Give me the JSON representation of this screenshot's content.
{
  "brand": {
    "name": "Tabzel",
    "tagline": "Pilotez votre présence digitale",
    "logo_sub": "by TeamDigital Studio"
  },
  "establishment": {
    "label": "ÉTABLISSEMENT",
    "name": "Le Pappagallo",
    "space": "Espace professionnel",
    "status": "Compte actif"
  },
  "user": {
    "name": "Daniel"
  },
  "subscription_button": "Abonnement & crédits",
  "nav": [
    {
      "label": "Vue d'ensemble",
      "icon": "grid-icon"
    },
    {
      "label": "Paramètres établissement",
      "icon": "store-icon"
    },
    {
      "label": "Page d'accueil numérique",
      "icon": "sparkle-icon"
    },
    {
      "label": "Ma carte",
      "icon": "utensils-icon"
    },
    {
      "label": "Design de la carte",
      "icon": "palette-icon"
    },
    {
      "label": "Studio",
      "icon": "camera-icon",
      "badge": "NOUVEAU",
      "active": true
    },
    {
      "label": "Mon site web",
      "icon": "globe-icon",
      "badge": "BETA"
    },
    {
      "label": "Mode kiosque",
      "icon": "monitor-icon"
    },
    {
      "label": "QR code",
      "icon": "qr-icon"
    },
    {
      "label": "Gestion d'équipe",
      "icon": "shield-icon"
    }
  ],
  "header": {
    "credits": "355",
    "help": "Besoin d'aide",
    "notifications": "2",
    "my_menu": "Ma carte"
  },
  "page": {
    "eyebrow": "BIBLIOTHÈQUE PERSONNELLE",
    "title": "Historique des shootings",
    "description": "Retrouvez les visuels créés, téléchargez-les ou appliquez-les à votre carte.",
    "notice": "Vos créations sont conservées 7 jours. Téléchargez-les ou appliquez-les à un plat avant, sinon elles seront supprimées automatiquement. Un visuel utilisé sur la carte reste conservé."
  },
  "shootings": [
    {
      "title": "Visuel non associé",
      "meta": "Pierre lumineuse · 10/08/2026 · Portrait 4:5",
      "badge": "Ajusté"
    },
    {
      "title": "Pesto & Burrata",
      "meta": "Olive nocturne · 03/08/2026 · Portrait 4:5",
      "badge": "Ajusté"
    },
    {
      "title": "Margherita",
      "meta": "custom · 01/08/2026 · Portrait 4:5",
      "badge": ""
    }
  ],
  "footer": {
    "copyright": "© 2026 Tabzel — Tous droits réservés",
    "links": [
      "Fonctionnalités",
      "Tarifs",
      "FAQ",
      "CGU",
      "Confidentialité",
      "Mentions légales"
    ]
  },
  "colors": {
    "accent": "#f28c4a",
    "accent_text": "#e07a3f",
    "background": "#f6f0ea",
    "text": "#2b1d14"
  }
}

——————————

- [INSTRUCTION]
Return the material exactly as it stands.

- [EXERCISE SOLUTION]
Give me the JSON representation of this screenshot's content.
{
  "brand": {
    "name": "Tabzel",
    "tagline": "Pilotez votre présence digitale",
    "logo_sub": "by TeamDigital Studio"
  },
  "establishment": {
    "label": "ÉTABLISSEMENT",
    "name": "Le Pappagallo",
    "space": "Espace professionnel",
    "status": "Compte actif"
  },
  "user": {
    "name": "Daniel"
  },
  "subscription_button": "Abonnement & crédits",
  "nav": [
    {
      "label": "Vue d'ensemble",
      "icon": "grid-icon"
    },
    {
      "label": "Paramètres établissement",
      "icon": "store-icon"
    },
    {
      "label": "Page d'accueil numérique",
      "icon": "sparkle-icon"
    },
    {
      "label": "Ma carte",
      "icon": "utensils-icon"
    },
    {
      "label": "Design de la carte",
      "icon": "palette-icon"
    },
    {
      "label": "Studio",
      "icon": "camera-icon",
      "badge": "NOUVEAU",
      "active": true
    },
    {
      "label": "Mon site web",
      "icon": "globe-icon",
      "badge": "BETA"
    },
    {
      "label": "Mode kiosque",
      "icon": "monitor-icon"
    },
    {
      "label": "QR code",
      "icon": "qr-icon"
    },
    {
      "label": "Gestion d'équipe",
      "icon": "shield-icon"
    }
  ],
  "header": {
    "credits": "355",
    "help": "Besoin d'aide",
    "notifications": "2",
    "my_menu": "Ma carte"
  },
  "page": {
    "eyebrow": "BIBLIOTHÈQUE PERSONNELLE",
    "title": "Historique des shootings",
    "description": "Retrouvez les visuels créés, téléchargez-les ou appliquez-les à votre carte.",
    "notice": "Vos créations sont conservées 7 jours. Téléchargez-les ou appliquez-les à un plat avant, sinon elles seront supprimées automatiquement. Un visuel utilisé sur la carte reste conservé."
  },
  "shootings": [
    {
      "title": "Visuel non associé",
      "meta": "Pierre lumineuse · 10/08/2026 · Portrait 4:5",
      "badge": "Ajusté"
    },
    {
      "title": "Pesto & Burrata",
      "meta": "Olive nocturne · 03/08/2026 · Portrait 4:5",
      "badge": "Ajusté"
    },
    {
      "title": "Margherita",
      "meta": "custom · 01/08/2026 · Portrait 4:5",
      "badge": ""
    }
  ],
  "footer": {
    "copyright": "© 2026 Tabzel — Tous droits réservés",
    "links": [
      "Fonctionnalités",
      "Tarifs",
      "FAQ",
      "CGU",
      "Confidentialité",
      "Mentions légales"
    ]
  },
  "colors": {
    "accent": "#f28c4a",
    "accent_text": "#e07a3f",
    "background": "#f6f0ea",
    "text": "#2b1d14"
  }
}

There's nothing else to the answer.